- **To be done**: Answer with a single number, the count of lines holding the word "Федерации".

- **Records from a dataset**:
+ + + + +
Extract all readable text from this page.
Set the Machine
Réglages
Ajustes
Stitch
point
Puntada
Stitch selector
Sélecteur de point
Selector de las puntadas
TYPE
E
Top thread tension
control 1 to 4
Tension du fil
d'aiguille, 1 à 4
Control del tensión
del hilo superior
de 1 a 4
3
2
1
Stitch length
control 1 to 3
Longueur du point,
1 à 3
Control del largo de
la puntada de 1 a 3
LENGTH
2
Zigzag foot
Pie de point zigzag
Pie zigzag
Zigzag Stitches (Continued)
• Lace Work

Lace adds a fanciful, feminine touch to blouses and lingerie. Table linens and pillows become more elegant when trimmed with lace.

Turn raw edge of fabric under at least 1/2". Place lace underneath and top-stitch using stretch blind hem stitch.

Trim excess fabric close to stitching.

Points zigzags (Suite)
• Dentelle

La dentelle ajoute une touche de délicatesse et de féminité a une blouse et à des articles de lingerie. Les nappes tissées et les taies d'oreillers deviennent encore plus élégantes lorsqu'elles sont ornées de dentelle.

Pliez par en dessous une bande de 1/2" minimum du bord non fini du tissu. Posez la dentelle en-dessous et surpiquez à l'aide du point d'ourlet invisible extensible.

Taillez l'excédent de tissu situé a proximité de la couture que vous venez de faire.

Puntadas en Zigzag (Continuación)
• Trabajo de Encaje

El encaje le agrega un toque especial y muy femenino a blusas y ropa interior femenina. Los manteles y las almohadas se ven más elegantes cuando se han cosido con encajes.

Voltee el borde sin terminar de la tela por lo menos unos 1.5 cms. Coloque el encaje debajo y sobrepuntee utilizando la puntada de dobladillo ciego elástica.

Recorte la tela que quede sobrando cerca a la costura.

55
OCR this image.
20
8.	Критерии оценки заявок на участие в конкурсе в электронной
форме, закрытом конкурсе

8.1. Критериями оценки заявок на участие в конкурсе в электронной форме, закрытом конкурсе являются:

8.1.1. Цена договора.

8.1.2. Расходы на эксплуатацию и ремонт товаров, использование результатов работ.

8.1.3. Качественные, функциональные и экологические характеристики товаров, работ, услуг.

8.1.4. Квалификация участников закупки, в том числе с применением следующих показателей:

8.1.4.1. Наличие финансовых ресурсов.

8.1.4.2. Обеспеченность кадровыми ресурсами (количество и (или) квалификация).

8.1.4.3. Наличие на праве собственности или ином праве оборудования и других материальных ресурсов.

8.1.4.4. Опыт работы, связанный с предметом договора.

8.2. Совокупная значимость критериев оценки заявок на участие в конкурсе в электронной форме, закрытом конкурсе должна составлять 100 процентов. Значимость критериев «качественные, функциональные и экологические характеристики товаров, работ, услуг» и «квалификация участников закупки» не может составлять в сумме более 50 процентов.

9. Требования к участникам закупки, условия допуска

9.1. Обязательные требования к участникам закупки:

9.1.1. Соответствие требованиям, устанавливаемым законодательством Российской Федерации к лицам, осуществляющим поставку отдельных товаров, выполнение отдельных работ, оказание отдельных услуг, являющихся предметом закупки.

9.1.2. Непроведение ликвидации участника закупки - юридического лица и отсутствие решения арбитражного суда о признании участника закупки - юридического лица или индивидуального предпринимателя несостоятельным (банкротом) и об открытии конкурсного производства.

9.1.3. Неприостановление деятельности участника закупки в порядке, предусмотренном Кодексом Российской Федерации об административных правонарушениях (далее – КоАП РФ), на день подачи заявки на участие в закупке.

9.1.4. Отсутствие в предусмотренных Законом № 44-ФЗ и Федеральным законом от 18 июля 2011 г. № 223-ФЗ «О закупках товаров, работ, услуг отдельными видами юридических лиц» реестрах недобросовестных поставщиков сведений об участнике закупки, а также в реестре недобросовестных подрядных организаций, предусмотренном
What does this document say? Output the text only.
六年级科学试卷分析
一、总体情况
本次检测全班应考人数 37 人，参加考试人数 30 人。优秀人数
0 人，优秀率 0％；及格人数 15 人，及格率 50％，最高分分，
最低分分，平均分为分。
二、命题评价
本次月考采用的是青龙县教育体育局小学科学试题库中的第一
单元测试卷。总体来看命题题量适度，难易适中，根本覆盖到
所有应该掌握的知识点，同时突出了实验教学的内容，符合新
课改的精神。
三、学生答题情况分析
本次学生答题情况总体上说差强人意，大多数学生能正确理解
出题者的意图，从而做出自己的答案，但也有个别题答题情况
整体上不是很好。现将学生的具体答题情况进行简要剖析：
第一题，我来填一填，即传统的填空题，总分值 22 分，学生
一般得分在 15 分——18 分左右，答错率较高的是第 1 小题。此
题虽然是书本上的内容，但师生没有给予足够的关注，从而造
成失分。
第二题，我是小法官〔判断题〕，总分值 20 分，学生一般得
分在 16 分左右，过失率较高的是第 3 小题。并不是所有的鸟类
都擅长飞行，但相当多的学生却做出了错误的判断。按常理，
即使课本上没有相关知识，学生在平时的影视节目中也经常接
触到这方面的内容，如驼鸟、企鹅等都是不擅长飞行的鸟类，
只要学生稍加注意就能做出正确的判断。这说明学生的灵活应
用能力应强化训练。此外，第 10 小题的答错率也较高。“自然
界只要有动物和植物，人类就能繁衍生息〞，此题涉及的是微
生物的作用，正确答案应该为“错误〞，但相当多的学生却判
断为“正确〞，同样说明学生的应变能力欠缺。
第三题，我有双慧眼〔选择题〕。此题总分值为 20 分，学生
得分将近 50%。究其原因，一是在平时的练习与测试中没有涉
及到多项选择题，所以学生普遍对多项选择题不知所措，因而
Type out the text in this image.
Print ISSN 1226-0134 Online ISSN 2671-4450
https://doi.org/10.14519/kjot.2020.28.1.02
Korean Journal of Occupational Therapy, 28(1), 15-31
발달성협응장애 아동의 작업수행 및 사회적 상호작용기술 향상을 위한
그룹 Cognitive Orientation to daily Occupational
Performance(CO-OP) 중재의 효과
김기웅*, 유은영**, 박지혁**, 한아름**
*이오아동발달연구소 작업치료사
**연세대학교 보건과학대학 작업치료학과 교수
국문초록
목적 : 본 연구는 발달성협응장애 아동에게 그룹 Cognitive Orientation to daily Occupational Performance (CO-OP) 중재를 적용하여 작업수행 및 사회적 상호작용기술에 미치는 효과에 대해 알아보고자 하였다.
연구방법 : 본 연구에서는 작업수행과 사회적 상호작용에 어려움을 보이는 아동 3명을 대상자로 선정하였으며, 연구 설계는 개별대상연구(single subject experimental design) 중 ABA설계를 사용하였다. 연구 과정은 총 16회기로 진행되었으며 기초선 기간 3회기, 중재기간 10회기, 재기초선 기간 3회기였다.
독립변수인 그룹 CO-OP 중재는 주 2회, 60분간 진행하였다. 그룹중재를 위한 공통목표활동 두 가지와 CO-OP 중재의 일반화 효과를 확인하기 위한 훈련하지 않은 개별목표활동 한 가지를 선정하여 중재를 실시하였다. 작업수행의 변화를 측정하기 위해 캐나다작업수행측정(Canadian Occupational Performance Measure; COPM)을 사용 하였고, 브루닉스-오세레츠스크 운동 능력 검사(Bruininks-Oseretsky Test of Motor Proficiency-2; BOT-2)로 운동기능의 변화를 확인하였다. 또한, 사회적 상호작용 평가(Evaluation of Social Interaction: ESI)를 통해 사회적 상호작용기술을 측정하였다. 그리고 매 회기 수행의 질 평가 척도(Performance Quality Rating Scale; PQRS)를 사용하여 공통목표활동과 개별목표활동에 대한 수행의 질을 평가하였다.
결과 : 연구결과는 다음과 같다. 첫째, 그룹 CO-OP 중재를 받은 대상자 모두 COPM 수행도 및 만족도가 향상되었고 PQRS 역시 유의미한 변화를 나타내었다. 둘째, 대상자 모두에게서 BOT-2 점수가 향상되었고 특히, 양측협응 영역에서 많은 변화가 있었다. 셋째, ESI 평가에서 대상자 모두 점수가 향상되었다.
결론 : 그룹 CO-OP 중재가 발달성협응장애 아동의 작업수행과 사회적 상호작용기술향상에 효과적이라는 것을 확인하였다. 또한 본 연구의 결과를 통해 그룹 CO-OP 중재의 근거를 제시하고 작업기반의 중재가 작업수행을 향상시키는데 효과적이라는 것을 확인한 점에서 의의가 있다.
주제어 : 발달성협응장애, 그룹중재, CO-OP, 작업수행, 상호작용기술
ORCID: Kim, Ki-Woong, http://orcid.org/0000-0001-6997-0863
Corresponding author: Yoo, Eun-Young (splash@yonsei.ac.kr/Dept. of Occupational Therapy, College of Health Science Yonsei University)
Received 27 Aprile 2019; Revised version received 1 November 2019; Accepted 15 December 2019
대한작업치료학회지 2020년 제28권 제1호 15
+ + + + +
- **Written reply**: 2